---------- Supplied data

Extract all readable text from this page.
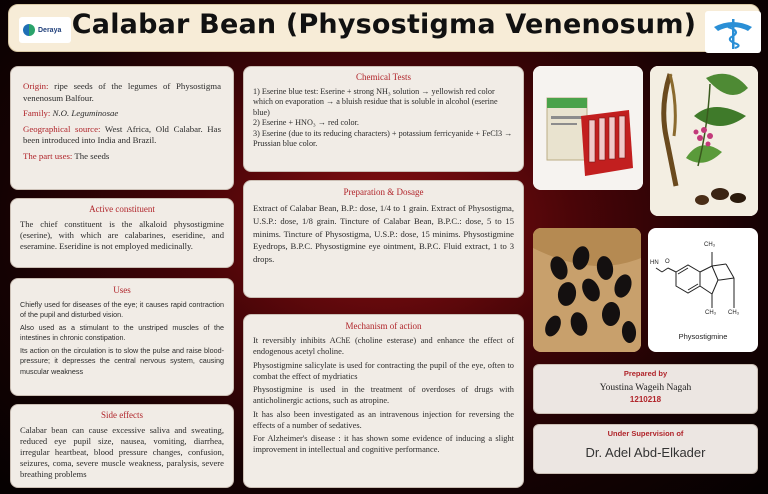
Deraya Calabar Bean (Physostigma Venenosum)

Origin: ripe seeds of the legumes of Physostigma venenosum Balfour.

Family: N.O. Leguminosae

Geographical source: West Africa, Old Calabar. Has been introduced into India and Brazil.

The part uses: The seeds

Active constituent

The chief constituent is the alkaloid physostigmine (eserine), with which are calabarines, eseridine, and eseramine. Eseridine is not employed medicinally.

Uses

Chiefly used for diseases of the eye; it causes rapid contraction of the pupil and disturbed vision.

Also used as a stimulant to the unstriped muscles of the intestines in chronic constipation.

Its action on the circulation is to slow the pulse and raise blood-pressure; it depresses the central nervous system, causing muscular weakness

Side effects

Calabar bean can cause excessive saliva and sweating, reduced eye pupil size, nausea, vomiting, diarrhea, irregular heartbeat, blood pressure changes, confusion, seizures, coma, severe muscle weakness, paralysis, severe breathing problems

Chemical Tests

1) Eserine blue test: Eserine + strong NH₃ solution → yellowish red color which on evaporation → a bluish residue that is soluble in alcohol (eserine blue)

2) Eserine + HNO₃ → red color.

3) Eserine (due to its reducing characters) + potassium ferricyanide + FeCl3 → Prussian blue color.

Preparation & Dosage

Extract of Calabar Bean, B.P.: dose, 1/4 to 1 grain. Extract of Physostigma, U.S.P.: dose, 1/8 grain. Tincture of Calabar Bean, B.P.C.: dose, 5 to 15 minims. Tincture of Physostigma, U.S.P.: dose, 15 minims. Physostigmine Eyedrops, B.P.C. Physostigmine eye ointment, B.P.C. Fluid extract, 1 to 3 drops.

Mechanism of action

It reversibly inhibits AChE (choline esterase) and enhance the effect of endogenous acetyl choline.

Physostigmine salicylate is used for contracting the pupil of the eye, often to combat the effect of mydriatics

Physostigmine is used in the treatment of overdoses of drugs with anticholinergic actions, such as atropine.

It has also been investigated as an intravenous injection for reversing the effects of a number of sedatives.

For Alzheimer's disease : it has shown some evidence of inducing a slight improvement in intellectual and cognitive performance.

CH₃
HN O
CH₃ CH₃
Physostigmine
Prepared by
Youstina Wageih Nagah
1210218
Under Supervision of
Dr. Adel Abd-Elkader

--------------------
---------- Supplied data

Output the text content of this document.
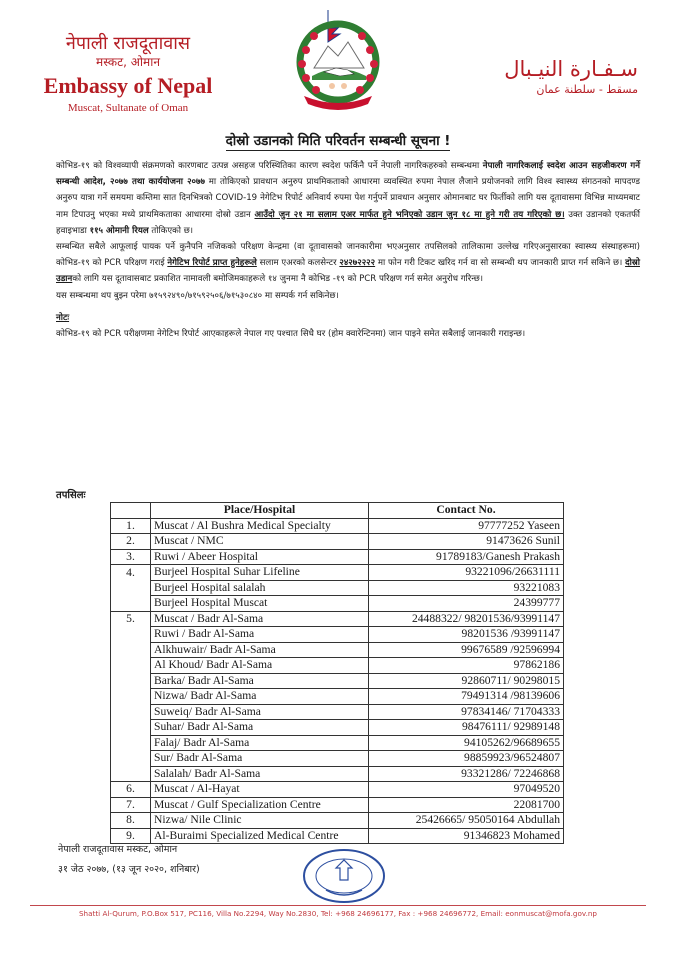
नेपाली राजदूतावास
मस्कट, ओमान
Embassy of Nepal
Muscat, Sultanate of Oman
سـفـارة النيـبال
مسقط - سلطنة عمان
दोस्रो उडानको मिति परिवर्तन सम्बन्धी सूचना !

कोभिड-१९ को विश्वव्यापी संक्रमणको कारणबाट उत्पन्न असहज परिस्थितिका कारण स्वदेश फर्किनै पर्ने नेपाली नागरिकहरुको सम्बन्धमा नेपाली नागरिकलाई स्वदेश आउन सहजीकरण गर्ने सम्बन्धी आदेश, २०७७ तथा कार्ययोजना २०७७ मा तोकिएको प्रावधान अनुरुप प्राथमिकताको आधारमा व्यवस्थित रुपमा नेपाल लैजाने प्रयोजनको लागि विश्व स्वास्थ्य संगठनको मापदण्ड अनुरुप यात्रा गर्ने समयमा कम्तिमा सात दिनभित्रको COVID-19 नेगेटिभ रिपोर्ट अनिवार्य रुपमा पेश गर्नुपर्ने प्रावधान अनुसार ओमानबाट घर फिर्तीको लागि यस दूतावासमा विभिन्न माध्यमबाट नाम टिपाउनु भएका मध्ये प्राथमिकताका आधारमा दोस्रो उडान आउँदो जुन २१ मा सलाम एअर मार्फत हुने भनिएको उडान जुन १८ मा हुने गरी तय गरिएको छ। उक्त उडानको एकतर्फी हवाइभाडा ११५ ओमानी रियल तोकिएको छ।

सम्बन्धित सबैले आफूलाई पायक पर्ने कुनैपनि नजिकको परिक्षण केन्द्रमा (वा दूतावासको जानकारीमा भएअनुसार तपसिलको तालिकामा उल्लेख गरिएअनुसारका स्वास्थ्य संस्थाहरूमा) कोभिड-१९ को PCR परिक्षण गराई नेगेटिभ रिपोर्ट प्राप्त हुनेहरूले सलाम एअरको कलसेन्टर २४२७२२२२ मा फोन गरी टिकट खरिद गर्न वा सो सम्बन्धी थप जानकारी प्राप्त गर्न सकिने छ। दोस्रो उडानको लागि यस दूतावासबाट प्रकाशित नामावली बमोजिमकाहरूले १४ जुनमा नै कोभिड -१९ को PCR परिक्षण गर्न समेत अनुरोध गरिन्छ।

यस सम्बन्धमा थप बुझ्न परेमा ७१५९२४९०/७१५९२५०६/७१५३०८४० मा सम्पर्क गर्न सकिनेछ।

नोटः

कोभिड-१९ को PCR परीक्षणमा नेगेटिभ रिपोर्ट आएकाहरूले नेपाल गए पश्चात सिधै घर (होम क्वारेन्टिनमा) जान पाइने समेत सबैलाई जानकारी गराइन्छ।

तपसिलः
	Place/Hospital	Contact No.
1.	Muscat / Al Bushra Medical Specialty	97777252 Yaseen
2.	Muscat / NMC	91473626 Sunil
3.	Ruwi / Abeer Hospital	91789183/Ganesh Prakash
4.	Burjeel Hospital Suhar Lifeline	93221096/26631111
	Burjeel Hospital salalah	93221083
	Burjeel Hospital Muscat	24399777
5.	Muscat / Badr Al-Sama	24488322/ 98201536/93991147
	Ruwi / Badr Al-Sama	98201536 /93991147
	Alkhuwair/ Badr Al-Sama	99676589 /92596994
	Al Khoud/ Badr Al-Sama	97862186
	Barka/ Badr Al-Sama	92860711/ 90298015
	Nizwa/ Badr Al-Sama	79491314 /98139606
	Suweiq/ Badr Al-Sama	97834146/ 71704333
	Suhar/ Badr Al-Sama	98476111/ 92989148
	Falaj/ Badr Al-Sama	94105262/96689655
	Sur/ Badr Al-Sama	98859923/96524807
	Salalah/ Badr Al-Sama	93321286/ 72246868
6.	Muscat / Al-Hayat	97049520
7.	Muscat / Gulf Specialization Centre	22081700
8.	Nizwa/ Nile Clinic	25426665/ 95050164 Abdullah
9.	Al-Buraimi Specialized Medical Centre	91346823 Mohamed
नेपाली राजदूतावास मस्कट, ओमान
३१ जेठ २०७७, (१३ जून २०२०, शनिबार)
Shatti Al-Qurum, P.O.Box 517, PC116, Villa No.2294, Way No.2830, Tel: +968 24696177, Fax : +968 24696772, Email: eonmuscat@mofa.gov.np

--------------------

#### Exercise task
Looking at the listing above, how many of its lines contain the string "text"? Give the number alone.

#### Result of this exercise
2